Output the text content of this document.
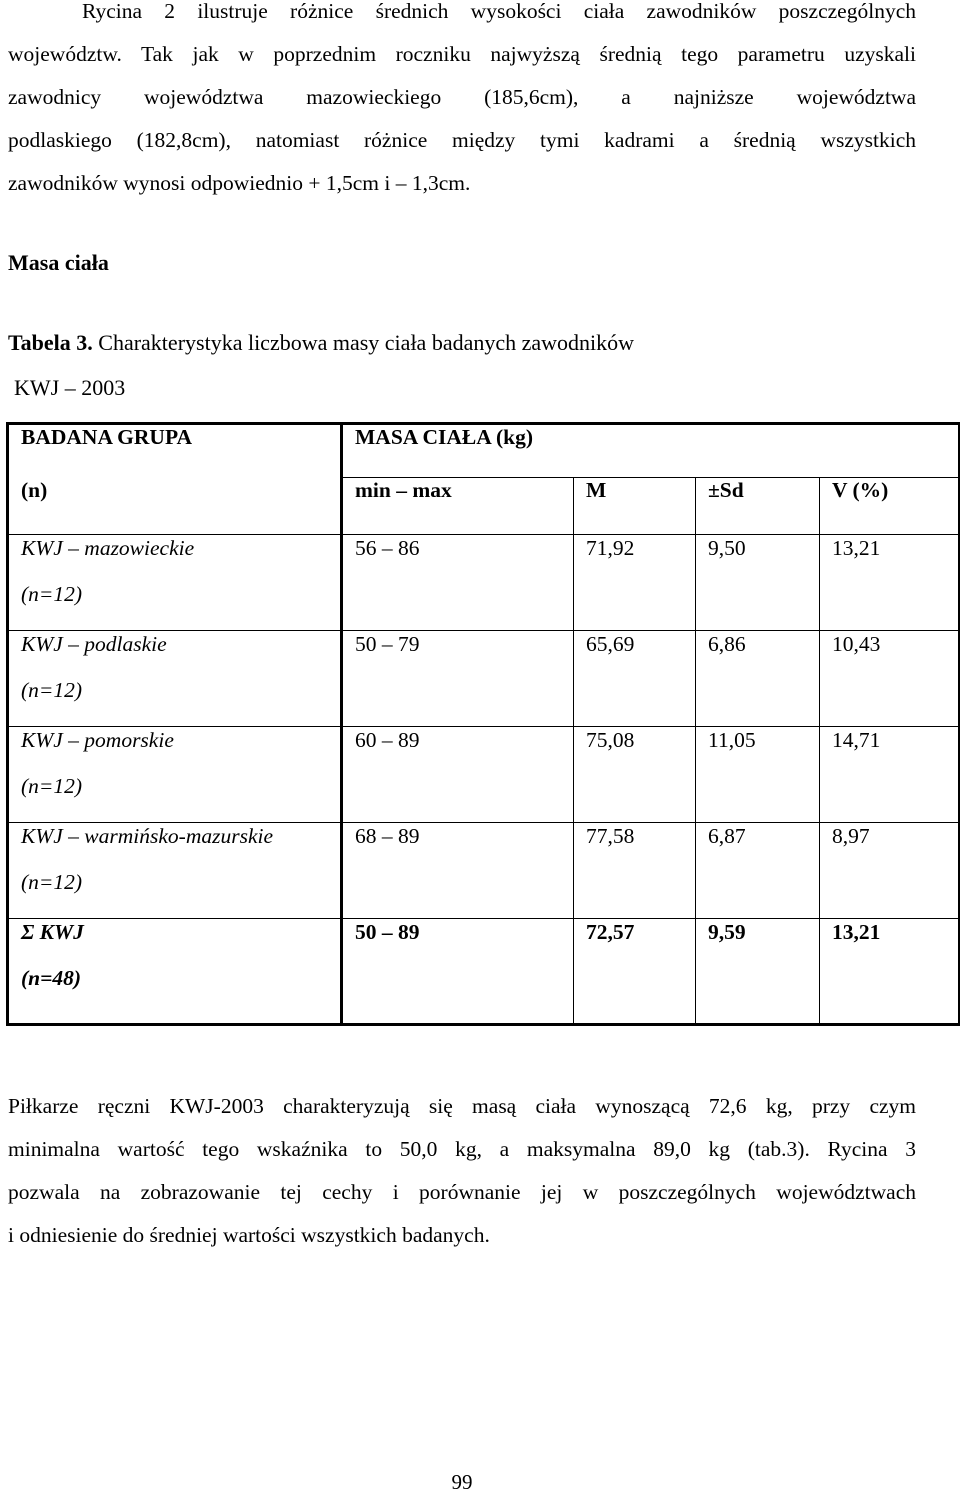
Rycina 2 ilustruje różnice średnich wysokości ciała zawodników poszczególnych
województw. Tak jak w poprzednim roczniku najwyższą średnią tego parametru uzyskali
zawodnicy województwa mazowieckiego (185,6cm), a najniższe województwa
podlaskiego (182,8cm), natomiast różnice między tymi kadrami a średnią wszystkich
zawodników wynosi odpowiednio + 1,5cm i – 1,3cm.
Masa ciała
Tabela 3. Charakterystyka liczbowa masy ciała badanych zawodników
KWJ – 2003
BADANA GRUPA	MASA CIAŁA (kg)			
(n)	min – max	M	±Sd	V (%)

KWJ – mazowieckie
(n=12)	56 – 86	71,92	9,50	13,21

KWJ – podlaskie
(n=12)	50 – 79	65,69	6,86	10,43

KWJ – pomorskie
(n=12)	60 – 89	75,08	11,05	14,71

KWJ – warmińsko-mazurskie
(n=12)	68 – 89	77,58	6,87	8,97

Σ KWJ
(n=48)	50 – 89	72,57	9,59	13,21
Piłkarze ręczni KWJ-2003 charakteryzują się masą ciała wynoszącą 72,6 kg, przy czym
minimalna wartość tego wskaźnika to 50,0 kg, a maksymalna 89,0 kg (tab.3). Rycina 3
pozwala na zobrazowanie tej cechy i porównanie jej w poszczególnych województwach
i odniesienie do średniej wartości wszystkich badanych.
99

Problem description:
Keep the pictures out of the copy and return the rest of the data above exactly.

Final result:
Output the text content of this document.
Rycina 2 ilustruje różnice średnich wysokości ciała zawodników poszczególnych
województw. Tak jak w poprzednim roczniku najwyższą średnią tego parametru uzyskali
zawodnicy województwa mazowieckiego (185,6cm), a najniższe województwa
podlaskiego (182,8cm), natomiast różnice między tymi kadrami a średnią wszystkich
zawodników wynosi odpowiednio + 1,5cm i – 1,3cm.
Masa ciała
Tabela 3. Charakterystyka liczbowa masy ciała badanych zawodników
KWJ – 2003
BADANA GRUPA	MASA CIAŁA (kg)			
(n)	min – max	M	±Sd	V (%)

KWJ – mazowieckie
(n=12)	56 – 86	71,92	9,50	13,21

KWJ – podlaskie
(n=12)	50 – 79	65,69	6,86	10,43

KWJ – pomorskie
(n=12)	60 – 89	75,08	11,05	14,71

KWJ – warmińsko-mazurskie
(n=12)	68 – 89	77,58	6,87	8,97

Σ KWJ
(n=48)	50 – 89	72,57	9,59	13,21
Piłkarze ręczni KWJ-2003 charakteryzują się masą ciała wynoszącą 72,6 kg, przy czym
minimalna wartość tego wskaźnika to 50,0 kg, a maksymalna 89,0 kg (tab.3). Rycina 3
pozwala na zobrazowanie tej cechy i porównanie jej w poszczególnych województwach
i odniesienie do średniej wartości wszystkich badanych.
99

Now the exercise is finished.